=== BRIEF ===
For the data that follows, report how many lines contain the word "dependent", and nothing else.

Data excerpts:
----------------
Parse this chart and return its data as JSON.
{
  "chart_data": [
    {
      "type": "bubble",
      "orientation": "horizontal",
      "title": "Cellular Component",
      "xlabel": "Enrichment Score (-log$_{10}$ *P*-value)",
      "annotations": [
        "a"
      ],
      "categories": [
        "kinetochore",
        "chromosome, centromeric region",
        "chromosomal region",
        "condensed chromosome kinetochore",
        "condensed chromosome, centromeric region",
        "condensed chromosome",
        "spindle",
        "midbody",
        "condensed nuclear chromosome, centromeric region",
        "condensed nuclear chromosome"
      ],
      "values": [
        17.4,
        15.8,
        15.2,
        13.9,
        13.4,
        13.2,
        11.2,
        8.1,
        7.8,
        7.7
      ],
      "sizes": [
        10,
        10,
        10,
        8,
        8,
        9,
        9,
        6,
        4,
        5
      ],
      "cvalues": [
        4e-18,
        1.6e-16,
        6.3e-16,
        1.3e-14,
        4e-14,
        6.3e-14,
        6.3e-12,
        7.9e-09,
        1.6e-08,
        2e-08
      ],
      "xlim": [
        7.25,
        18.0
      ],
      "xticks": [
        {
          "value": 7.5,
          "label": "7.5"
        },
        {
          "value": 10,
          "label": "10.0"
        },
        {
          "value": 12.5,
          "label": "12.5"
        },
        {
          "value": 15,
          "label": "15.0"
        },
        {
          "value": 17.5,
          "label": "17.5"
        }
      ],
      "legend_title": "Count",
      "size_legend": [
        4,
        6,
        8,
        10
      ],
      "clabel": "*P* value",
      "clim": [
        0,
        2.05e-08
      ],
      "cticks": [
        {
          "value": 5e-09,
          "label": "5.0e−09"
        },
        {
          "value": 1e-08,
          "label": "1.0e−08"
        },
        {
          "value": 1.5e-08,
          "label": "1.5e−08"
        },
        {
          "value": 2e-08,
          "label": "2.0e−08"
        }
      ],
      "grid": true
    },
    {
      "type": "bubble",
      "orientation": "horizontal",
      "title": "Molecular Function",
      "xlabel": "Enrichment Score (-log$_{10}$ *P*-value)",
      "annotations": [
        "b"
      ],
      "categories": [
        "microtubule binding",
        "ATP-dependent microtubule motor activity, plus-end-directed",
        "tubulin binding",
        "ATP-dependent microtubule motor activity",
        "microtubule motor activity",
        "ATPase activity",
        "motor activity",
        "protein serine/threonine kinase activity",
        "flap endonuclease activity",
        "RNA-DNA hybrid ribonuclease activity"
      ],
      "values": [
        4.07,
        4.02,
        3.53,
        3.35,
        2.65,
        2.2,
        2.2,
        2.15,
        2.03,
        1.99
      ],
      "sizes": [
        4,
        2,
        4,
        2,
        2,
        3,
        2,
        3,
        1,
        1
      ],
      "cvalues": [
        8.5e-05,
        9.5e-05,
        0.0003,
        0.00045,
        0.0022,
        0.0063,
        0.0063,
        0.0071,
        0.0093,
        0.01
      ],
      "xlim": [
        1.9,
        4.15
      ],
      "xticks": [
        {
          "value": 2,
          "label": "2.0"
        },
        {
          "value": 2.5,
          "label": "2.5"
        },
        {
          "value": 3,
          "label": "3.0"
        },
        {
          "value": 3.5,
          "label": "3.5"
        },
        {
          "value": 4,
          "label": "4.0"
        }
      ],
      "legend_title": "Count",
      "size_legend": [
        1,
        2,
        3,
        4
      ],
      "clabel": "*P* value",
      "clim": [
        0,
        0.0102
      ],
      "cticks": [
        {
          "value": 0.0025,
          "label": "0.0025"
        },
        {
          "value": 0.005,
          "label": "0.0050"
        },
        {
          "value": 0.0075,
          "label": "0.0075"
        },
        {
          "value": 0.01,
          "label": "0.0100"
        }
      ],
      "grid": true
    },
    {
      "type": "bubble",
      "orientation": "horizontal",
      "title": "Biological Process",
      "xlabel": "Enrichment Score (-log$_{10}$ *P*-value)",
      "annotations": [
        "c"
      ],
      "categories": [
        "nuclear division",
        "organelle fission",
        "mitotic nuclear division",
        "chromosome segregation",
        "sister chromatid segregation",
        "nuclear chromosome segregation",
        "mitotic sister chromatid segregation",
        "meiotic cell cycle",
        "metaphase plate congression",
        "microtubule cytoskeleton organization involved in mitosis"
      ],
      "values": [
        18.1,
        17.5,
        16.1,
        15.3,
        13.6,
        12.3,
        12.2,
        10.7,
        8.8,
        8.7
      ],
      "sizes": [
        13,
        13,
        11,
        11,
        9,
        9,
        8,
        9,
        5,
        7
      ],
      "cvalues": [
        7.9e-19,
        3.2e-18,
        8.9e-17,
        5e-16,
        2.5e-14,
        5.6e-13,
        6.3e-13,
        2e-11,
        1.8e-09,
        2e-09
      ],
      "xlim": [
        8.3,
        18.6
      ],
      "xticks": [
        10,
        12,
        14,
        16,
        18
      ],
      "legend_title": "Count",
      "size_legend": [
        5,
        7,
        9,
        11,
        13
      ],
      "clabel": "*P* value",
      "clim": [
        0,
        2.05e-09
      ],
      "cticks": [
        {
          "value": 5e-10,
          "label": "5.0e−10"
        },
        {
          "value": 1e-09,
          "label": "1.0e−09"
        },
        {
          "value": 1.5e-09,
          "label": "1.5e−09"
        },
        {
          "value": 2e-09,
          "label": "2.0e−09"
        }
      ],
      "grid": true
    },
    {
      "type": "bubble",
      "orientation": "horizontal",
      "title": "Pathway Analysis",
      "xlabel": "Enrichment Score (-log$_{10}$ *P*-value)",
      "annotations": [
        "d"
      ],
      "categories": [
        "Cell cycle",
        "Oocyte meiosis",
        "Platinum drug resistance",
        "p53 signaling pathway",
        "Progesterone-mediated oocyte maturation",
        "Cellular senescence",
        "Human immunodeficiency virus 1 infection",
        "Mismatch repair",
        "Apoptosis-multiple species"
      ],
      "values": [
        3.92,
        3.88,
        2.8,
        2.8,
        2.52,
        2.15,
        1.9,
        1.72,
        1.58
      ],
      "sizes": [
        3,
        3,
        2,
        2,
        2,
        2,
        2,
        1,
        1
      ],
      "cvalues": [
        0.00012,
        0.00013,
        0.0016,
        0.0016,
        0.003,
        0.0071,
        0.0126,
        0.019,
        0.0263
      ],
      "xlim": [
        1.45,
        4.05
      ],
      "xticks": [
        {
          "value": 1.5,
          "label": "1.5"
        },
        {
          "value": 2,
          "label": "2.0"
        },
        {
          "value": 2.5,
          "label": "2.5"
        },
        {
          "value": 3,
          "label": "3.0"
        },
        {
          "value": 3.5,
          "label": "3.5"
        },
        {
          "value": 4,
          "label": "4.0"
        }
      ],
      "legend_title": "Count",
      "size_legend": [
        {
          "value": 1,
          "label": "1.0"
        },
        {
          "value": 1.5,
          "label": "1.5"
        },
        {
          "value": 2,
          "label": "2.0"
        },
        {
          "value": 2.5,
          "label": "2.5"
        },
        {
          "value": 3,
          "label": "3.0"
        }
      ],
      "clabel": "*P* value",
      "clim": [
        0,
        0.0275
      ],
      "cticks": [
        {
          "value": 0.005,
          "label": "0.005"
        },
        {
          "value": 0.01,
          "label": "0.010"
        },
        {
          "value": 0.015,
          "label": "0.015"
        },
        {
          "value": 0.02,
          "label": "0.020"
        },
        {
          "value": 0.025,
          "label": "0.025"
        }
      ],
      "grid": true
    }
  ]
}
----------------
=== ANSWER FOR THIS EXERCISE ===
2